» **What this task involves**
Each line that follows should be printed again exactly as it stands.

(Figure record extracts)
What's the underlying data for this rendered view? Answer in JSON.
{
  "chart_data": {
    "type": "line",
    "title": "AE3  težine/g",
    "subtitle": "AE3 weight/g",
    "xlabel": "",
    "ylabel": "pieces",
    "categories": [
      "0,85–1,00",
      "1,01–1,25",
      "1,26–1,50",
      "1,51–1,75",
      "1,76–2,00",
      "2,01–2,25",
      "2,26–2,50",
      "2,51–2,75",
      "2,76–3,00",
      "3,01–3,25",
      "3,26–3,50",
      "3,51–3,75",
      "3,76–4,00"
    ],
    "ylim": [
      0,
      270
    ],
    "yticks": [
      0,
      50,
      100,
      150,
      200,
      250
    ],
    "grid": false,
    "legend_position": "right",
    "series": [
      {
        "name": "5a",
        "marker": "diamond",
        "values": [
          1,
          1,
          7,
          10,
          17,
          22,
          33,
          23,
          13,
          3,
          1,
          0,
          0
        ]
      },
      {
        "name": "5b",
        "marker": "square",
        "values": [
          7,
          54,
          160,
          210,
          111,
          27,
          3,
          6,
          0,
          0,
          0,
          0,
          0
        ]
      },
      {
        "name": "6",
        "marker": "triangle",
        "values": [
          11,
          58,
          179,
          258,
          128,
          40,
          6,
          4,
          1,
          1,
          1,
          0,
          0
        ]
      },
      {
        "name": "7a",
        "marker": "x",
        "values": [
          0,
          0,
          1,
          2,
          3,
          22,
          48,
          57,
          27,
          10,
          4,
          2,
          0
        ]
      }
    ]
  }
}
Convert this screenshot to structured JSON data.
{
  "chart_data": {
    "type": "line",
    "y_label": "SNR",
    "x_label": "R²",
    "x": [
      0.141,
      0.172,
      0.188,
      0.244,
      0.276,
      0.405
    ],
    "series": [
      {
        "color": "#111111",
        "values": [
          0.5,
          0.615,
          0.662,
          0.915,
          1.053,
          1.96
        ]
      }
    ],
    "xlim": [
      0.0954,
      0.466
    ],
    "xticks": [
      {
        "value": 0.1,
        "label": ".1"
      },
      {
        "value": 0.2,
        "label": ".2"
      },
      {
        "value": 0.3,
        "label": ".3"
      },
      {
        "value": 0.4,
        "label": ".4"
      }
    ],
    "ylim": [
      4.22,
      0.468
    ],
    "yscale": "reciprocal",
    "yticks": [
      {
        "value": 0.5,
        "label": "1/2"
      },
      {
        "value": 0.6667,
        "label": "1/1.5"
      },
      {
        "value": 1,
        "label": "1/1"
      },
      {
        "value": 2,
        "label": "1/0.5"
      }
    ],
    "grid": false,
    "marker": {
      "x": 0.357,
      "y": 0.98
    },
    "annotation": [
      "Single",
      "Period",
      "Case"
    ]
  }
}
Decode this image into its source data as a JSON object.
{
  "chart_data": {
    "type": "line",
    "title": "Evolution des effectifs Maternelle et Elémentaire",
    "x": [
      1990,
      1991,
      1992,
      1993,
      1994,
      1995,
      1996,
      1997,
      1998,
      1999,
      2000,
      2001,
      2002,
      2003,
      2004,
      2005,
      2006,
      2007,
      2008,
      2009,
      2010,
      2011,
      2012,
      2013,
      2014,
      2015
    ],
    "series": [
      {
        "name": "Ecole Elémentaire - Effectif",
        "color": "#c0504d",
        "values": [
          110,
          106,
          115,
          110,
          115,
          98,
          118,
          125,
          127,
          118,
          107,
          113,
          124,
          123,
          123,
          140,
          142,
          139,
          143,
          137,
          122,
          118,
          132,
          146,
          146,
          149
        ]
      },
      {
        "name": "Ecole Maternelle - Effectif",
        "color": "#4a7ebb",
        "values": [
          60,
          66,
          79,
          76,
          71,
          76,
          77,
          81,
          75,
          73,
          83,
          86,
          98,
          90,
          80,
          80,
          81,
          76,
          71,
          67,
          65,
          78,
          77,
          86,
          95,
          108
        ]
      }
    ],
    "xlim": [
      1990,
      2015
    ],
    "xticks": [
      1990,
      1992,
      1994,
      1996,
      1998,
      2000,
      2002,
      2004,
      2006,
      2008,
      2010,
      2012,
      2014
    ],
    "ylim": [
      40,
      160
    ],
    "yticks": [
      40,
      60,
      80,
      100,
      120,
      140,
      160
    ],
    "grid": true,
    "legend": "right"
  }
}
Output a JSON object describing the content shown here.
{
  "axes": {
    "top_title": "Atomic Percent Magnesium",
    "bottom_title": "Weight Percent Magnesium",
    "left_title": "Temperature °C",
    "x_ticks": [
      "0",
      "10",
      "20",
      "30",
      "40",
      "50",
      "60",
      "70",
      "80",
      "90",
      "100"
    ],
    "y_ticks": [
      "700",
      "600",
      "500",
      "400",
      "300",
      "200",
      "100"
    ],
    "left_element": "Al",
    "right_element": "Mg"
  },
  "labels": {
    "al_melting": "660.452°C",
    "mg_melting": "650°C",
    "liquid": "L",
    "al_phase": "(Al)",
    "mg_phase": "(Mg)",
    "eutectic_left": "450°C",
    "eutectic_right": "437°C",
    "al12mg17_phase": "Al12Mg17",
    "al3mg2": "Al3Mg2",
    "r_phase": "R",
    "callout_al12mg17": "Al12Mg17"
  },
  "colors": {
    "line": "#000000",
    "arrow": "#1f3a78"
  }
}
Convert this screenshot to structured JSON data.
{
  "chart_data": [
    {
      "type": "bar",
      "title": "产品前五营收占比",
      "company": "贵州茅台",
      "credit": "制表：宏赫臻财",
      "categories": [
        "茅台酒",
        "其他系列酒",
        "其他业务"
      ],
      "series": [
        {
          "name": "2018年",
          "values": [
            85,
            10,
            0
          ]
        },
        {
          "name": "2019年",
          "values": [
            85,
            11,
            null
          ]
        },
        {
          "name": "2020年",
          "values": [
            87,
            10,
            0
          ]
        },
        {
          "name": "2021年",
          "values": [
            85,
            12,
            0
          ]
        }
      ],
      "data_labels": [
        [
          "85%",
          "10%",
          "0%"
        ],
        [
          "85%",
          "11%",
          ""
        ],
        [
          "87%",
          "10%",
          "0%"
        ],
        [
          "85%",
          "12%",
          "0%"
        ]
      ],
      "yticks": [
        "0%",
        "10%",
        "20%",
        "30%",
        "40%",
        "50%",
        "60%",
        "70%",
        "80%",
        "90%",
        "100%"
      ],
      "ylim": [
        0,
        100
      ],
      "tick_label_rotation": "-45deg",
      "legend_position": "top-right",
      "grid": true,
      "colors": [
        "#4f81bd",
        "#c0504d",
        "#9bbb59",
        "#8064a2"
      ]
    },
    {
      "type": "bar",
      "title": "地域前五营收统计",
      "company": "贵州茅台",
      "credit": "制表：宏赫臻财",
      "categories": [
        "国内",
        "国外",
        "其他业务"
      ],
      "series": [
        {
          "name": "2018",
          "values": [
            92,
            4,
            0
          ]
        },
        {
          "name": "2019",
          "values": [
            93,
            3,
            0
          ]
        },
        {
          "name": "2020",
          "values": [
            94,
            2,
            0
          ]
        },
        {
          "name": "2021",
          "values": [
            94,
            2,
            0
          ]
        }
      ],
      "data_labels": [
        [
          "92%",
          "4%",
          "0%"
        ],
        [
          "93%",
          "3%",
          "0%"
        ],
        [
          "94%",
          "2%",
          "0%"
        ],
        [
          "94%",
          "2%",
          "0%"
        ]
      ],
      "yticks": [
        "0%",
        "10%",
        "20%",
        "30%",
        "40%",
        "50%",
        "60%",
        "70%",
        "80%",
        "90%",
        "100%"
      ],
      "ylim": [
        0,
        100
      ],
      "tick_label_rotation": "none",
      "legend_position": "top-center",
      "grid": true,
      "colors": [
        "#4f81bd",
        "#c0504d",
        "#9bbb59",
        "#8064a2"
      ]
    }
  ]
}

» **Answer to the problem**
What's the underlying data for this rendered view? Answer in JSON.
{
  "chart_data": {
    "type": "line",
    "title": "AE3  težine/g",
    "subtitle": "AE3 weight/g",
    "xlabel": "",
    "ylabel": "pieces",
    "categories": [
      "0,85–1,00",
      "1,01–1,25",
      "1,26–1,50",
      "1,51–1,75",
      "1,76–2,00",
      "2,01–2,25",
      "2,26–2,50",
      "2,51–2,75",
      "2,76–3,00",
      "3,01–3,25",
      "3,26–3,50",
      "3,51–3,75",
      "3,76–4,00"
    ],
    "ylim": [
      0,
      270
    ],
    "yticks": [
      0,
      50,
      100,
      150,
      200,
      250
    ],
    "grid": false,
    "legend_position": "right",
    "series": [
      {
        "name": "5a",
        "marker": "diamond",
        "values": [
          1,
          1,
          7,
          10,
          17,
          22,
          33,
          23,
          13,
          3,
          1,
          0,
          0
        ]
      },
      {
        "name": "5b",
        "marker": "square",
        "values": [
          7,
          54,
          160,
          210,
          111,
          27,
          3,
          6,
          0,
          0,
          0,
          0,
          0
        ]
      },
      {
        "name": "6",
        "marker": "triangle",
        "values": [
          11,
          58,
          179,
          258,
          128,
          40,
          6,
          4,
          1,
          1,
          1,
          0,
          0
        ]
      },
      {
        "name": "7a",
        "marker": "x",
        "values": [
          0,
          0,
          1,
          2,
          3,
          22,
          48,
          57,
          27,
          10,
          4,
          2,
          0
        ]
      }
    ]
  }
}
Convert this screenshot to structured JSON data.
{
  "chart_data": {
    "type": "line",
    "y_label": "SNR",
    "x_label": "R²",
    "x": [
      0.141,
      0.172,
      0.188,
      0.244,
      0.276,
      0.405
    ],
    "series": [
      {
        "color": "#111111",
        "values": [
          0.5,
          0.615,
          0.662,
          0.915,
          1.053,
          1.96
        ]
      }
    ],
    "xlim": [
      0.0954,
      0.466
    ],
    "xticks": [
      {
        "value": 0.1,
        "label": ".1"
      },
      {
        "value": 0.2,
        "label": ".2"
      },
      {
        "value": 0.3,
        "label": ".3"
      },
      {
        "value": 0.4,
        "label": ".4"
      }
    ],
    "ylim": [
      4.22,
      0.468
    ],
    "yscale": "reciprocal",
    "yticks": [
      {
        "value": 0.5,
        "label": "1/2"
      },
      {
        "value": 0.6667,
        "label": "1/1.5"
      },
      {
        "value": 1,
        "label": "1/1"
      },
      {
        "value": 2,
        "label": "1/0.5"
      }
    ],
    "grid": false,
    "marker": {
      "x": 0.357,
      "y": 0.98
    },
    "annotation": [
      "Single",
      "Period",
      "Case"
    ]
  }
}
Decode this image into its source data as a JSON object.
{
  "chart_data": {
    "type": "line",
    "title": "Evolution des effectifs Maternelle et Elémentaire",
    "x": [
      1990,
      1991,
      1992,
      1993,
      1994,
      1995,
      1996,
      1997,
      1998,
      1999,
      2000,
      2001,
      2002,
      2003,
      2004,
      2005,
      2006,
      2007,
      2008,
      2009,
      2010,
      2011,
      2012,
      2013,
      2014,
      2015
    ],
    "series": [
      {
        "name": "Ecole Elémentaire - Effectif",
        "color": "#c0504d",
        "values": [
          110,
          106,
          115,
          110,
          115,
          98,
          118,
          125,
          127,
          118,
          107,
          113,
          124,
          123,
          123,
          140,
          142,
          139,
          143,
          137,
          122,
          118,
          132,
          146,
          146,
          149
        ]
      },
      {
        "name": "Ecole Maternelle - Effectif",
        "color": "#4a7ebb",
        "values": [
          60,
          66,
          79,
          76,
          71,
          76,
          77,
          81,
          75,
          73,
          83,
          86,
          98,
          90,
          80,
          80,
          81,
          76,
          71,
          67,
          65,
          78,
          77,
          86,
          95,
          108
        ]
      }
    ],
    "xlim": [
      1990,
      2015
    ],
    "xticks": [
      1990,
      1992,
      1994,
      1996,
      1998,
      2000,
      2002,
      2004,
      2006,
      2008,
      2010,
      2012,
      2014
    ],
    "ylim": [
      40,
      160
    ],
    "yticks": [
      40,
      60,
      80,
      100,
      120,
      140,
      160
    ],
    "grid": true,
    "legend": "right"
  }
}
Output a JSON object describing the content shown here.
{
  "axes": {
    "top_title": "Atomic Percent Magnesium",
    "bottom_title": "Weight Percent Magnesium",
    "left_title": "Temperature °C",
    "x_ticks": [
      "0",
      "10",
      "20",
      "30",
      "40",
      "50",
      "60",
      "70",
      "80",
      "90",
      "100"
    ],
    "y_ticks": [
      "700",
      "600",
      "500",
      "400",
      "300",
      "200",
      "100"
    ],
    "left_element": "Al",
    "right_element": "Mg"
  },
  "labels": {
    "al_melting": "660.452°C",
    "mg_melting": "650°C",
    "liquid": "L",
    "al_phase": "(Al)",
    "mg_phase": "(Mg)",
    "eutectic_left": "450°C",
    "eutectic_right": "437°C",
    "al12mg17_phase": "Al12Mg17",
    "al3mg2": "Al3Mg2",
    "r_phase": "R",
    "callout_al12mg17": "Al12Mg17"
  },
  "colors": {
    "line": "#000000",
    "arrow": "#1f3a78"
  }
}
Convert this screenshot to structured JSON data.
{
  "chart_data": [
    {
      "type": "bar",
      "title": "产品前五营收占比",
      "company": "贵州茅台",
      "credit": "制表：宏赫臻财",
      "categories": [
        "茅台酒",
        "其他系列酒",
        "其他业务"
      ],
      "series": [
        {
          "name": "2018年",
          "values": [
            85,
            10,
            0
          ]
        },
        {
          "name": "2019年",
          "values": [
            85,
            11,
            null
          ]
        },
        {
          "name": "2020年",
          "values": [
            87,
            10,
            0
          ]
        },
        {
          "name": "2021年",
          "values": [
            85,
            12,
            0
          ]
        }
      ],
      "data_labels": [
        [
          "85%",
          "10%",
          "0%"
        ],
        [
          "85%",
          "11%",
          ""
        ],
        [
          "87%",
          "10%",
          "0%"
        ],
        [
          "85%",
          "12%",
          "0%"
        ]
      ],
      "yticks": [
        "0%",
        "10%",
        "20%",
        "30%",
        "40%",
        "50%",
        "60%",
        "70%",
        "80%",
        "90%",
        "100%"
      ],
      "ylim": [
        0,
        100
      ],
      "tick_label_rotation": "-45deg",
      "legend_position": "top-right",
      "grid": true,
      "colors": [
        "#4f81bd",
        "#c0504d",
        "#9bbb59",
        "#8064a2"
      ]
    },
    {
      "type": "bar",
      "title": "地域前五营收统计",
      "company": "贵州茅台",
      "credit": "制表：宏赫臻财",
      "categories": [
        "国内",
        "国外",
        "其他业务"
      ],
      "series": [
        {
          "name": "2018",
          "values": [
            92,
            4,
            0
          ]
        },
        {
          "name": "2019",
          "values": [
            93,
            3,
            0
          ]
        },
        {
          "name": "2020",
          "values": [
            94,
            2,
            0
          ]
        },
        {
          "name": "2021",
          "values": [
            94,
            2,
            0
          ]
        }
      ],
      "data_labels": [
        [
          "92%",
          "4%",
          "0%"
        ],
        [
          "93%",
          "3%",
          "0%"
        ],
        [
          "94%",
          "2%",
          "0%"
        ],
        [
          "94%",
          "2%",
          "0%"
        ]
      ],
      "yticks": [
        "0%",
        "10%",
        "20%",
        "30%",
        "40%",
        "50%",
        "60%",
        "70%",
        "80%",
        "90%",
        "100%"
      ],
      "ylim": [
        0,
        100
      ],
      "tick_label_rotation": "none",
      "legend_position": "top-center",
      "grid": true,
      "colors": [
        "#4f81bd",
        "#c0504d",
        "#9bbb59",
        "#8064a2"
      ]
    }
  ]
}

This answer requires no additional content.